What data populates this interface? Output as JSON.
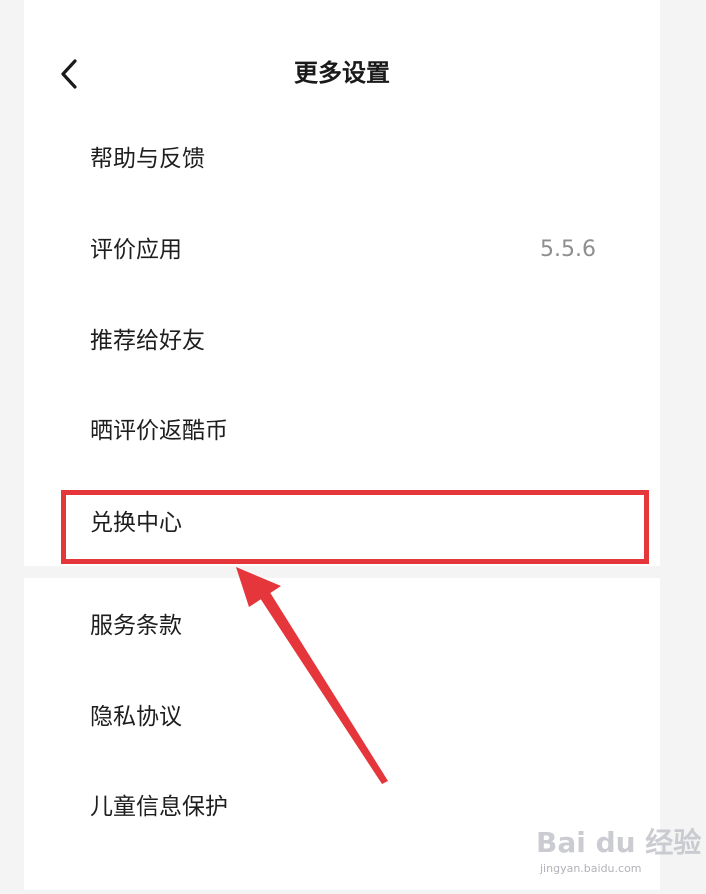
{
  "header": {
    "title": "更多设置",
    "back_icon": "chevron-left-icon"
  },
  "menu_items": [
    {
      "label": "帮助与反馈",
      "value": ""
    },
    {
      "label": "评价应用",
      "value": "5.5.6"
    },
    {
      "label": "推荐给好友",
      "value": ""
    },
    {
      "label": "晒评价返酷币",
      "value": ""
    },
    {
      "label": "兑换中心",
      "value": "",
      "highlighted": true
    },
    {
      "label": "服务条款",
      "value": ""
    },
    {
      "label": "隐私协议",
      "value": ""
    },
    {
      "label": "儿童信息保护",
      "value": ""
    }
  ],
  "annotation": {
    "highlight_color": "#e5363b",
    "arrow_color": "#e5363b"
  },
  "watermark": {
    "main": "Bai du 经验",
    "sub": "jingyan.baidu.com"
  }
}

════════

Quote all of the entries word for word, omitting any pictures.

What data populates this interface? Output as JSON.
{
  "header": {
    "title": "更多设置",
    "back_icon": "chevron-left-icon"
  },
  "menu_items": [
    {
      "label": "帮助与反馈",
      "value": ""
    },
    {
      "label": "评价应用",
      "value": "5.5.6"
    },
    {
      "label": "推荐给好友",
      "value": ""
    },
    {
      "label": "晒评价返酷币",
      "value": ""
    },
    {
      "label": "兑换中心",
      "value": "",
      "highlighted": true
    },
    {
      "label": "服务条款",
      "value": ""
    },
    {
      "label": "隐私协议",
      "value": ""
    },
    {
      "label": "儿童信息保护",
      "value": ""
    }
  ],
  "annotation": {
    "highlight_color": "#e5363b",
    "arrow_color": "#e5363b"
  },
  "watermark": {
    "main": "Bai du 经验",
    "sub": "jingyan.baidu.com"
  }
}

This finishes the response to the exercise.